• _Challenge_
Return every line below in which "Montant" appears.

• _Given records_
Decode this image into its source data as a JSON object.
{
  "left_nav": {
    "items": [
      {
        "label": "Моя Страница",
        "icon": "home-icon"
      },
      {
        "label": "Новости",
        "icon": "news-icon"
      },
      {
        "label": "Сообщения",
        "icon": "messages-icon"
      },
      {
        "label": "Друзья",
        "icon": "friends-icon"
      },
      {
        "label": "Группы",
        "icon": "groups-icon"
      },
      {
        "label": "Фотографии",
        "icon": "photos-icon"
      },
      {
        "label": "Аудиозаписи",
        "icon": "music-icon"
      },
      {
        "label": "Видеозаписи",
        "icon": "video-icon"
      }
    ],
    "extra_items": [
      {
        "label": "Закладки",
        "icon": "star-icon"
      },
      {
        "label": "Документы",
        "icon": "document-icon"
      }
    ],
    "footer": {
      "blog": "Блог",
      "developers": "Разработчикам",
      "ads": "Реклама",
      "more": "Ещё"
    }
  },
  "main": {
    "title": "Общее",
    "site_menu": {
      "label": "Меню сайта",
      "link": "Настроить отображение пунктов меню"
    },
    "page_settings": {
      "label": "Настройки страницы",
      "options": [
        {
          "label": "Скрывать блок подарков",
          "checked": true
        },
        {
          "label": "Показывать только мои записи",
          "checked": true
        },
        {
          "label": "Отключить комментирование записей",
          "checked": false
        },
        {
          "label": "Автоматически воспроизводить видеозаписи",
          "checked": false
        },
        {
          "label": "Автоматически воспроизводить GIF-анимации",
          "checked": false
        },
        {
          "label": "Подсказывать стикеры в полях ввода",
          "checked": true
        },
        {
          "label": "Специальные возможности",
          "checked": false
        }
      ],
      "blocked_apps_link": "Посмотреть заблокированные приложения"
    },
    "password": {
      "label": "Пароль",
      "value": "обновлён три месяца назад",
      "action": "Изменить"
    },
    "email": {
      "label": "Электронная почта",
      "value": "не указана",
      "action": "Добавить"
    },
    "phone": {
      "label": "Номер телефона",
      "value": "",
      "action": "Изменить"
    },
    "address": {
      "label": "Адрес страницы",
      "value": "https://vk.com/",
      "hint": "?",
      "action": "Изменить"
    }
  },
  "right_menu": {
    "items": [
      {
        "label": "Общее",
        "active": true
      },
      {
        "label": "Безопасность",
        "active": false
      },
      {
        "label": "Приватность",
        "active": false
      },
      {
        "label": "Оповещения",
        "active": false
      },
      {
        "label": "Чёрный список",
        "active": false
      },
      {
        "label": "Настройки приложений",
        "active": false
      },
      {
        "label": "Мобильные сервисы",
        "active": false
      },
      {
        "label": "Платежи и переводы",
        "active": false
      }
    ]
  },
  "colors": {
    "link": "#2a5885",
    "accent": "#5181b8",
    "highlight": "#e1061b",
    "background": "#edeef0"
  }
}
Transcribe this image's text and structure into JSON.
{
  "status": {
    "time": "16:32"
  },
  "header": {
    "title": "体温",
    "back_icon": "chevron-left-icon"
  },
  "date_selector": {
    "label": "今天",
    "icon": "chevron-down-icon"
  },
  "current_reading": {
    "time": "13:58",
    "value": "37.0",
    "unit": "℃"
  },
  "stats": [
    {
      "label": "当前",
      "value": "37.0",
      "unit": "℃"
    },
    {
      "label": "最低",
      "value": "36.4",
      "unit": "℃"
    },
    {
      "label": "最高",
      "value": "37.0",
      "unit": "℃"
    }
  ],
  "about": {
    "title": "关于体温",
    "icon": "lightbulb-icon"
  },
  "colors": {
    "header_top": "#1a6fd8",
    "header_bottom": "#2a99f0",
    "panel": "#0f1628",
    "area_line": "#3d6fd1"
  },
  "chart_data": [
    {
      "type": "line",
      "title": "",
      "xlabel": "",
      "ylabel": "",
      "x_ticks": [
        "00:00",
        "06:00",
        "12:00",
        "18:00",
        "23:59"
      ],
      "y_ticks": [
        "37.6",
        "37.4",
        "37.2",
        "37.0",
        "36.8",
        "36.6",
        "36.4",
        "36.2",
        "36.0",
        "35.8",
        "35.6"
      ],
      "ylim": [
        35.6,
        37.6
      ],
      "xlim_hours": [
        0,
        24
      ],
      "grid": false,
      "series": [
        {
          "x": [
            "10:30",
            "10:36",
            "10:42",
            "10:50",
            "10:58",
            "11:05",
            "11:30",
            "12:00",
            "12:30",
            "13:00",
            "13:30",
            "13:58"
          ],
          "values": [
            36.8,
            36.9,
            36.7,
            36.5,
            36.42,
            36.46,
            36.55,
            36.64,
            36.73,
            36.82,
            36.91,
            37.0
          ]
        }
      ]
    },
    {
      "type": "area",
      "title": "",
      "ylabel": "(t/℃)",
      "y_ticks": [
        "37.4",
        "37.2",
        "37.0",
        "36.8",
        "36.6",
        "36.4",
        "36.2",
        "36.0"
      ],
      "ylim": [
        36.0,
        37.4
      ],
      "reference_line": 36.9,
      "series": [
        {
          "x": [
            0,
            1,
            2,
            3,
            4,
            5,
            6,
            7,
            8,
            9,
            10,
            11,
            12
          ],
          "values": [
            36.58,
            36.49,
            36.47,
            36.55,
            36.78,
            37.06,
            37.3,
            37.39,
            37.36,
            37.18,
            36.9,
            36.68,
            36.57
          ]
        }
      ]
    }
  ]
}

---

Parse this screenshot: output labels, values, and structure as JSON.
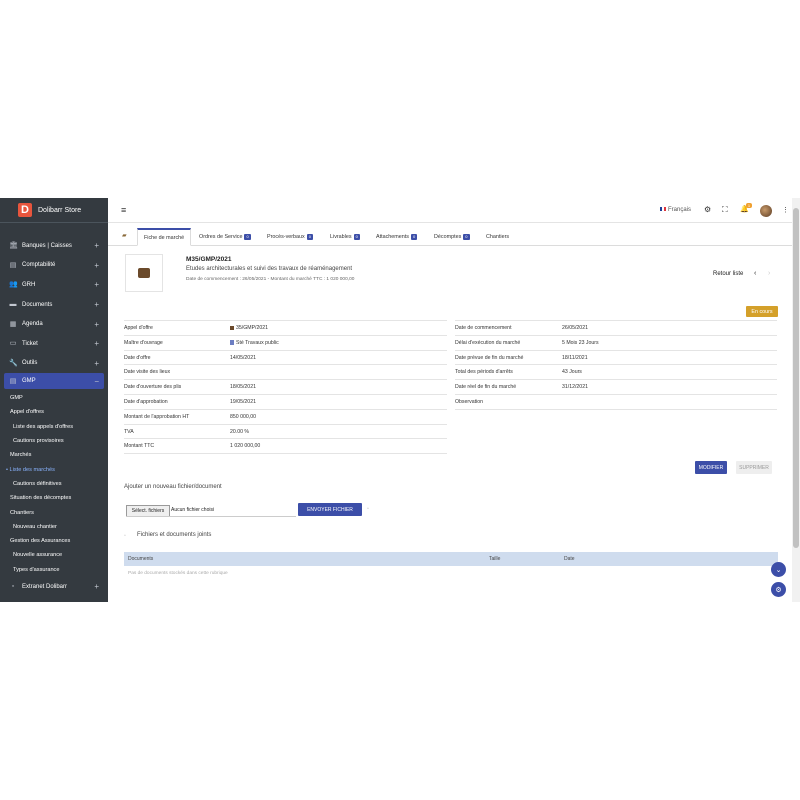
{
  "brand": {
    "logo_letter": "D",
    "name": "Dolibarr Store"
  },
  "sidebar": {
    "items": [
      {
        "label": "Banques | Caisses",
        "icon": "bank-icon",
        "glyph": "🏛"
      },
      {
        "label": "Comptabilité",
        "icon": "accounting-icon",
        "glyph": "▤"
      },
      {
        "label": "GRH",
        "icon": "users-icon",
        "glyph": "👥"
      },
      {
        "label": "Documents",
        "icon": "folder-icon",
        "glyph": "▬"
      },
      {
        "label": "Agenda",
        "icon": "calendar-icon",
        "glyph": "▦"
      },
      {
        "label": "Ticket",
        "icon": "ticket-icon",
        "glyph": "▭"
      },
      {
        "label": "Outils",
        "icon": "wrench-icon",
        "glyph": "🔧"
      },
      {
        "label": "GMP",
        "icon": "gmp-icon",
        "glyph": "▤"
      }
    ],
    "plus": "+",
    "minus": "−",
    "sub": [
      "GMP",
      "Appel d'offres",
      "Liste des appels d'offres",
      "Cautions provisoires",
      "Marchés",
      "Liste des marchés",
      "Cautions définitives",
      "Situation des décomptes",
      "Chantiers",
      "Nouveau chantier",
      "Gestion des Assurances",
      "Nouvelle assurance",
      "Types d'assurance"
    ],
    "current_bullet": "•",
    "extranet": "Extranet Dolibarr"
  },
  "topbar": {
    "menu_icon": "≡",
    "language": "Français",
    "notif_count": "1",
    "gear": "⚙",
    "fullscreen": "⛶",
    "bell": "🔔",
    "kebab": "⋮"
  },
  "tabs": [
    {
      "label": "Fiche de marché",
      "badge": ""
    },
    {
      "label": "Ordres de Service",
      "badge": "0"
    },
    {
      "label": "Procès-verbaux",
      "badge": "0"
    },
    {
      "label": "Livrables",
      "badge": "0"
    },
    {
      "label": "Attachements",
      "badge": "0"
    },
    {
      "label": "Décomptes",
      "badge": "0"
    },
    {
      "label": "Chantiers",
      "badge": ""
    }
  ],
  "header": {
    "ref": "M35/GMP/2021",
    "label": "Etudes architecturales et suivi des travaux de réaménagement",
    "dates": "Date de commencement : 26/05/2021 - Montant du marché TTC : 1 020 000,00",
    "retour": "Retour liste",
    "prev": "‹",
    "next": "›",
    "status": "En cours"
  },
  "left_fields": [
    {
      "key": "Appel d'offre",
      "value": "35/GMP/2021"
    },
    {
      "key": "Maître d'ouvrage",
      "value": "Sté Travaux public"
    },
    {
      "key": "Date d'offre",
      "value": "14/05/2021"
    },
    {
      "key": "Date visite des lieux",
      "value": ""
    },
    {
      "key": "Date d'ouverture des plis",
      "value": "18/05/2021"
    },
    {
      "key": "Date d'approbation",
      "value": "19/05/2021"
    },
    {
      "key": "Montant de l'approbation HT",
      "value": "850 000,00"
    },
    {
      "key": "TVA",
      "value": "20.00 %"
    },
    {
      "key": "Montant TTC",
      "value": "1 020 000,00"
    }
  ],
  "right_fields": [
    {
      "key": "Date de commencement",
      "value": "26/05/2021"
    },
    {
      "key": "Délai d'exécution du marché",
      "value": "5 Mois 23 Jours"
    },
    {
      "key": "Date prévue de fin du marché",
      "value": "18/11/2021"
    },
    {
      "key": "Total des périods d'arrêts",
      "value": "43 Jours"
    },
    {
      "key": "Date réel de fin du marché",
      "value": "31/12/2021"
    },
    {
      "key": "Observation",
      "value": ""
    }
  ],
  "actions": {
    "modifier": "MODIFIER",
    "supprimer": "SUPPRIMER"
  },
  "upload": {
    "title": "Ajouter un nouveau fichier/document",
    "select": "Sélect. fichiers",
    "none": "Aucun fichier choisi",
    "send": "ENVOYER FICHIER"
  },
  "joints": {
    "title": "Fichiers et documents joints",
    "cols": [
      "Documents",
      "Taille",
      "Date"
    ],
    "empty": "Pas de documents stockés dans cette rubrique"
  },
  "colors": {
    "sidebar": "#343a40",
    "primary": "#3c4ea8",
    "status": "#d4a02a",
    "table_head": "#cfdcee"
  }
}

• _Complete output_
    "dates": "Date de commencement : 26/05/2021 - Montant du marché TTC : 1 020 000,00",
      "key": "Montant de l'approbation HT",
      "key": "Montant TTC",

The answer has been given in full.